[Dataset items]
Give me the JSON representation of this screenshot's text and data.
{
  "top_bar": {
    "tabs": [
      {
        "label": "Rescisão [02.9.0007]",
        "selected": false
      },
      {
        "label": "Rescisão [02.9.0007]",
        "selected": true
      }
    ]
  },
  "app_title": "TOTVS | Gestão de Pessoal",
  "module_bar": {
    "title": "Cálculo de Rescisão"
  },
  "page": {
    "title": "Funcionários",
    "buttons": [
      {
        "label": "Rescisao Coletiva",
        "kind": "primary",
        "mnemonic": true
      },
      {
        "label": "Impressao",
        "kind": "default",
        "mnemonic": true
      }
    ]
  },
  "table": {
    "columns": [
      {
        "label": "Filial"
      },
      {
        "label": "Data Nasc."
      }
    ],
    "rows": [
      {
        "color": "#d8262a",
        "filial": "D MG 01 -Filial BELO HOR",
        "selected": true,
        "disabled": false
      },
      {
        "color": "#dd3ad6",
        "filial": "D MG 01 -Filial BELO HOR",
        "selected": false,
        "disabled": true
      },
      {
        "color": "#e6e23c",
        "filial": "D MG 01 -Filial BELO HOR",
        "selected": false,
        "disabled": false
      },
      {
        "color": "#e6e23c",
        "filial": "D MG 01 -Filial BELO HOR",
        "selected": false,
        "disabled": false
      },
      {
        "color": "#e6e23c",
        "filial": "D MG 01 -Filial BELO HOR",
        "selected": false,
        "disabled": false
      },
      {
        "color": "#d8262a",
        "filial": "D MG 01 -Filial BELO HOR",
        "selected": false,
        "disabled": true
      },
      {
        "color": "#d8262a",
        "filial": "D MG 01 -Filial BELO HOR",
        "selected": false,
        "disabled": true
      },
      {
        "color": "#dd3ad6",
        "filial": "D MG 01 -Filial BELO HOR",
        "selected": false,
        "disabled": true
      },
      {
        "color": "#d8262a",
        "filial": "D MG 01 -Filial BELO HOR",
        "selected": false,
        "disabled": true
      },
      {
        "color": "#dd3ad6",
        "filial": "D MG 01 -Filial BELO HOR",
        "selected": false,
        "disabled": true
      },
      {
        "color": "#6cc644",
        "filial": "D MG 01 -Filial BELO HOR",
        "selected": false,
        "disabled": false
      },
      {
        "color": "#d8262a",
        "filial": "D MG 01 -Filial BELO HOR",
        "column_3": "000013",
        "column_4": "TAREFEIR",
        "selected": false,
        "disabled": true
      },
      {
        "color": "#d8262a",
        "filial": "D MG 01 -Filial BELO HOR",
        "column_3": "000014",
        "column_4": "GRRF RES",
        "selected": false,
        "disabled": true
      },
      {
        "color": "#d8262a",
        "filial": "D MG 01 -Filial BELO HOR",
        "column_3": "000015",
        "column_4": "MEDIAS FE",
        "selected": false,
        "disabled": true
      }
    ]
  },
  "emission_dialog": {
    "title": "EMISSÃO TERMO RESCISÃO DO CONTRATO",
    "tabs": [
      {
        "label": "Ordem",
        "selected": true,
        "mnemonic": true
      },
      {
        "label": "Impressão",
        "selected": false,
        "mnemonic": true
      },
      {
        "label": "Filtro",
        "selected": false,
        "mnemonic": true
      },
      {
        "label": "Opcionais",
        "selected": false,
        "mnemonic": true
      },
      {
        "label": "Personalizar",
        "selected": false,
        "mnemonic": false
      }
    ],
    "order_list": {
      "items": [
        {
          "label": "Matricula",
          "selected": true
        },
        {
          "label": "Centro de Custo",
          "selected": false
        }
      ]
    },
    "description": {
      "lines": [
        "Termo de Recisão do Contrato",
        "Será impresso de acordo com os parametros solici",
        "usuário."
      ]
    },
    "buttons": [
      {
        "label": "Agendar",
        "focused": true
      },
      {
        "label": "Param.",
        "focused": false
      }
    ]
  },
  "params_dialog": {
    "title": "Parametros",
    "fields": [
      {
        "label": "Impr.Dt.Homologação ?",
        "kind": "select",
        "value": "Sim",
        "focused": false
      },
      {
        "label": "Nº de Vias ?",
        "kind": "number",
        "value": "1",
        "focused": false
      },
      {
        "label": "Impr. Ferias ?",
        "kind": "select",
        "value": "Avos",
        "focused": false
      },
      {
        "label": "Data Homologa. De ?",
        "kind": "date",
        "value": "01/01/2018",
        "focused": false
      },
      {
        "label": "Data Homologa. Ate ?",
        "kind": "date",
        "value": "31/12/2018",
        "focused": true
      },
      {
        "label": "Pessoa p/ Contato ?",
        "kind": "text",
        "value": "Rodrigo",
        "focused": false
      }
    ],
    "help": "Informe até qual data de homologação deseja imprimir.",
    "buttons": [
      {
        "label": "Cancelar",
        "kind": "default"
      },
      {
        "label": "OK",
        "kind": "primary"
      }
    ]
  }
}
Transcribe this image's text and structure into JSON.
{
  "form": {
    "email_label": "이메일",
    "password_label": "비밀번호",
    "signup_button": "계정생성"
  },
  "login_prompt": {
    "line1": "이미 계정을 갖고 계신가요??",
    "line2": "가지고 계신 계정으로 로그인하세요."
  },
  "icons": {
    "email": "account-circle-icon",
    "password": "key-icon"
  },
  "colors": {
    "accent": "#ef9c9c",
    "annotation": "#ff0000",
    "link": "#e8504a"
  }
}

Brief. Return all of the entries exactly as they were supplied.

Written answer.
Give me the JSON representation of this screenshot's text and data.
{
  "top_bar": {
    "tabs": [
      {
        "label": "Rescisão [02.9.0007]",
        "selected": false
      },
      {
        "label": "Rescisão [02.9.0007]",
        "selected": true
      }
    ]
  },
  "app_title": "TOTVS | Gestão de Pessoal",
  "module_bar": {
    "title": "Cálculo de Rescisão"
  },
  "page": {
    "title": "Funcionários",
    "buttons": [
      {
        "label": "Rescisao Coletiva",
        "kind": "primary",
        "mnemonic": true
      },
      {
        "label": "Impressao",
        "kind": "default",
        "mnemonic": true
      }
    ]
  },
  "table": {
    "columns": [
      {
        "label": "Filial"
      },
      {
        "label": "Data Nasc."
      }
    ],
    "rows": [
      {
        "color": "#d8262a",
        "filial": "D MG 01 -Filial BELO HOR",
        "selected": true,
        "disabled": false
      },
      {
        "color": "#dd3ad6",
        "filial": "D MG 01 -Filial BELO HOR",
        "selected": false,
        "disabled": true
      },
      {
        "color": "#e6e23c",
        "filial": "D MG 01 -Filial BELO HOR",
        "selected": false,
        "disabled": false
      },
      {
        "color": "#e6e23c",
        "filial": "D MG 01 -Filial BELO HOR",
        "selected": false,
        "disabled": false
      },
      {
        "color": "#e6e23c",
        "filial": "D MG 01 -Filial BELO HOR",
        "selected": false,
        "disabled": false
      },
      {
        "color": "#d8262a",
        "filial": "D MG 01 -Filial BELO HOR",
        "selected": false,
        "disabled": true
      },
      {
        "color": "#d8262a",
        "filial": "D MG 01 -Filial BELO HOR",
        "selected": false,
        "disabled": true
      },
      {
        "color": "#dd3ad6",
        "filial": "D MG 01 -Filial BELO HOR",
        "selected": false,
        "disabled": true
      },
      {
        "color": "#d8262a",
        "filial": "D MG 01 -Filial BELO HOR",
        "selected": false,
        "disabled": true
      },
      {
        "color": "#dd3ad6",
        "filial": "D MG 01 -Filial BELO HOR",
        "selected": false,
        "disabled": true
      },
      {
        "color": "#6cc644",
        "filial": "D MG 01 -Filial BELO HOR",
        "selected": false,
        "disabled": false
      },
      {
        "color": "#d8262a",
        "filial": "D MG 01 -Filial BELO HOR",
        "column_3": "000013",
        "column_4": "TAREFEIR",
        "selected": false,
        "disabled": true
      },
      {
        "color": "#d8262a",
        "filial": "D MG 01 -Filial BELO HOR",
        "column_3": "000014",
        "column_4": "GRRF RES",
        "selected": false,
        "disabled": true
      },
      {
        "color": "#d8262a",
        "filial": "D MG 01 -Filial BELO HOR",
        "column_3": "000015",
        "column_4": "MEDIAS FE",
        "selected": false,
        "disabled": true
      }
    ]
  },
  "emission_dialog": {
    "title": "EMISSÃO TERMO RESCISÃO DO CONTRATO",
    "tabs": [
      {
        "label": "Ordem",
        "selected": true,
        "mnemonic": true
      },
      {
        "label": "Impressão",
        "selected": false,
        "mnemonic": true
      },
      {
        "label": "Filtro",
        "selected": false,
        "mnemonic": true
      },
      {
        "label": "Opcionais",
        "selected": false,
        "mnemonic": true
      },
      {
        "label": "Personalizar",
        "selected": false,
        "mnemonic": false
      }
    ],
    "order_list": {
      "items": [
        {
          "label": "Matricula",
          "selected": true
        },
        {
          "label": "Centro de Custo",
          "selected": false
        }
      ]
    },
    "description": {
      "lines": [
        "Termo de Recisão do Contrato",
        "Será impresso de acordo com os parametros solici",
        "usuário."
      ]
    },
    "buttons": [
      {
        "label": "Agendar",
        "focused": true
      },
      {
        "label": "Param.",
        "focused": false
      }
    ]
  },
  "params_dialog": {
    "title": "Parametros",
    "fields": [
      {
        "label": "Impr.Dt.Homologação ?",
        "kind": "select",
        "value": "Sim",
        "focused": false
      },
      {
        "label": "Nº de Vias ?",
        "kind": "number",
        "value": "1",
        "focused": false
      },
      {
        "label": "Impr. Ferias ?",
        "kind": "select",
        "value": "Avos",
        "focused": false
      },
      {
        "label": "Data Homologa. De ?",
        "kind": "date",
        "value": "01/01/2018",
        "focused": false
      },
      {
        "label": "Data Homologa. Ate ?",
        "kind": "date",
        "value": "31/12/2018",
        "focused": true
      },
      {
        "label": "Pessoa p/ Contato ?",
        "kind": "text",
        "value": "Rodrigo",
        "focused": false
      }
    ],
    "help": "Informe até qual data de homologação deseja imprimir.",
    "buttons": [
      {
        "label": "Cancelar",
        "kind": "default"
      },
      {
        "label": "OK",
        "kind": "primary"
      }
    ]
  }
}
Transcribe this image's text and structure into JSON.
{
  "form": {
    "email_label": "이메일",
    "password_label": "비밀번호",
    "signup_button": "계정생성"
  },
  "login_prompt": {
    "line1": "이미 계정을 갖고 계신가요??",
    "line2": "가지고 계신 계정으로 로그인하세요."
  },
  "icons": {
    "email": "account-circle-icon",
    "password": "key-icon"
  },
  "colors": {
    "accent": "#ef9c9c",
    "annotation": "#ff0000",
    "link": "#e8504a"
  }
}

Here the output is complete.